# Records supplied
......
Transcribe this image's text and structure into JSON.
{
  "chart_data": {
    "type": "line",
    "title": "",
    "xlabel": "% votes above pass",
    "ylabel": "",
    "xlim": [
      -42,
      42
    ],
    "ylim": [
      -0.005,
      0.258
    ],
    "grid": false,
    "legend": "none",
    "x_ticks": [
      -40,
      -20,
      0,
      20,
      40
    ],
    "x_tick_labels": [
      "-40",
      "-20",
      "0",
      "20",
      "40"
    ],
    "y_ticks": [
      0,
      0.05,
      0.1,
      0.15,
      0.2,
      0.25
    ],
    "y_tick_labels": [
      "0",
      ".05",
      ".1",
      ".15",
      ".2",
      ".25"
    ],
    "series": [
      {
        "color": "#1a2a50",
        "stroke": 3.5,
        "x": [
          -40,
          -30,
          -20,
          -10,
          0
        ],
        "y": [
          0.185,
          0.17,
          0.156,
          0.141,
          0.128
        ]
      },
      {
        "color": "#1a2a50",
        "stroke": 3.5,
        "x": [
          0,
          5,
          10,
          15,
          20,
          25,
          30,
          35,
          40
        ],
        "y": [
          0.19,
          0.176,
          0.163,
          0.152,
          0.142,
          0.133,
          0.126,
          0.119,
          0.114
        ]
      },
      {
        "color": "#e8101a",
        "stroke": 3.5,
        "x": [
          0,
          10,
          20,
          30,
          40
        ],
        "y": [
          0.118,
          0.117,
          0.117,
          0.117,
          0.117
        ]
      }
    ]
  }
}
......
# Direction
Above are the records; copy all of them exactly.

# Exercise response
Transcribe this image's text and structure into JSON.
{
  "chart_data": {
    "type": "line",
    "title": "",
    "xlabel": "% votes above pass",
    "ylabel": "",
    "xlim": [
      -42,
      42
    ],
    "ylim": [
      -0.005,
      0.258
    ],
    "grid": false,
    "legend": "none",
    "x_ticks": [
      -40,
      -20,
      0,
      20,
      40
    ],
    "x_tick_labels": [
      "-40",
      "-20",
      "0",
      "20",
      "40"
    ],
    "y_ticks": [
      0,
      0.05,
      0.1,
      0.15,
      0.2,
      0.25
    ],
    "y_tick_labels": [
      "0",
      ".05",
      ".1",
      ".15",
      ".2",
      ".25"
    ],
    "series": [
      {
        "color": "#1a2a50",
        "stroke": 3.5,
        "x": [
          -40,
          -30,
          -20,
          -10,
          0
        ],
        "y": [
          0.185,
          0.17,
          0.156,
          0.141,
          0.128
        ]
      },
      {
        "color": "#1a2a50",
        "stroke": 3.5,
        "x": [
          0,
          5,
          10,
          15,
          20,
          25,
          30,
          35,
          40
        ],
        "y": [
          0.19,
          0.176,
          0.163,
          0.152,
          0.142,
          0.133,
          0.126,
          0.119,
          0.114
        ]
      },
      {
        "color": "#e8101a",
        "stroke": 3.5,
        "x": [
          0,
          10,
          20,
          30,
          40
        ],
        "y": [
          0.118,
          0.117,
          0.117,
          0.117,
          0.117
        ]
      }
    ]
  }
}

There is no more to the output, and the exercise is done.